■ Extracted information
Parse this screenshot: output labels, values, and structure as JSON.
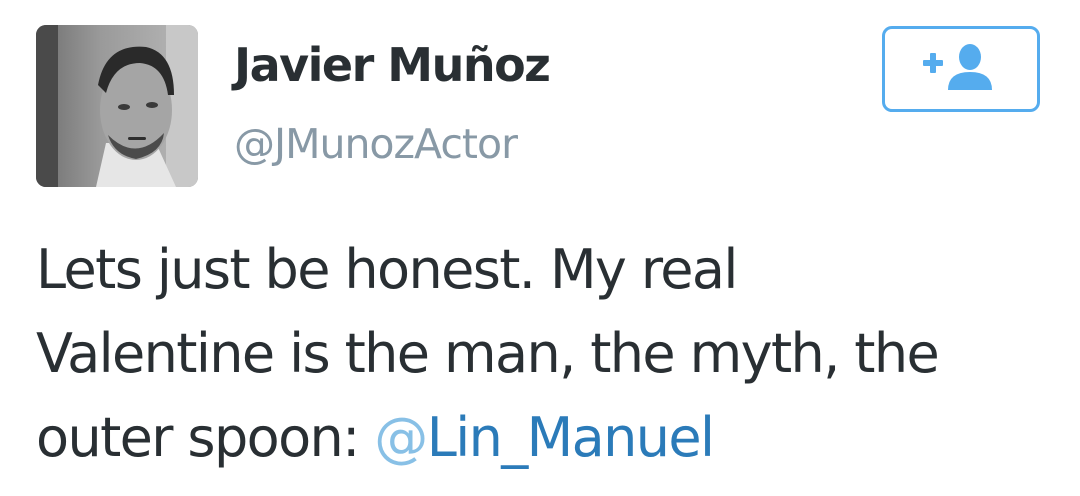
{
  "user": {
    "display_name": "Javier Muñoz",
    "handle": "@JMunozActor",
    "avatar": "profile-photo"
  },
  "follow_button": {
    "icon": "follow-user-icon",
    "accent_color": "#55acee"
  },
  "tweet": {
    "text_line_1": "Lets just be honest. My real",
    "text_line_2": "Valentine is the man, the myth, the",
    "text_line_3_prefix": "outer spoon: ",
    "mention_at": "@",
    "mention_name": "Lin_Manuel",
    "mention_color": "#2b7bb9"
  }
}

■ Do this
Set down all the entries exactly as they appear, but skip any pictures.

■ Response
Parse this screenshot: output labels, values, and structure as JSON.
{
  "user": {
    "display_name": "Javier Muñoz",
    "handle": "@JMunozActor",
    "avatar": "profile-photo"
  },
  "follow_button": {
    "icon": "follow-user-icon",
    "accent_color": "#55acee"
  },
  "tweet": {
    "text_line_1": "Lets just be honest. My real",
    "text_line_2": "Valentine is the man, the myth, the",
    "text_line_3_prefix": "outer spoon: ",
    "mention_at": "@",
    "mention_name": "Lin_Manuel",
    "mention_color": "#2b7bb9"
  }
}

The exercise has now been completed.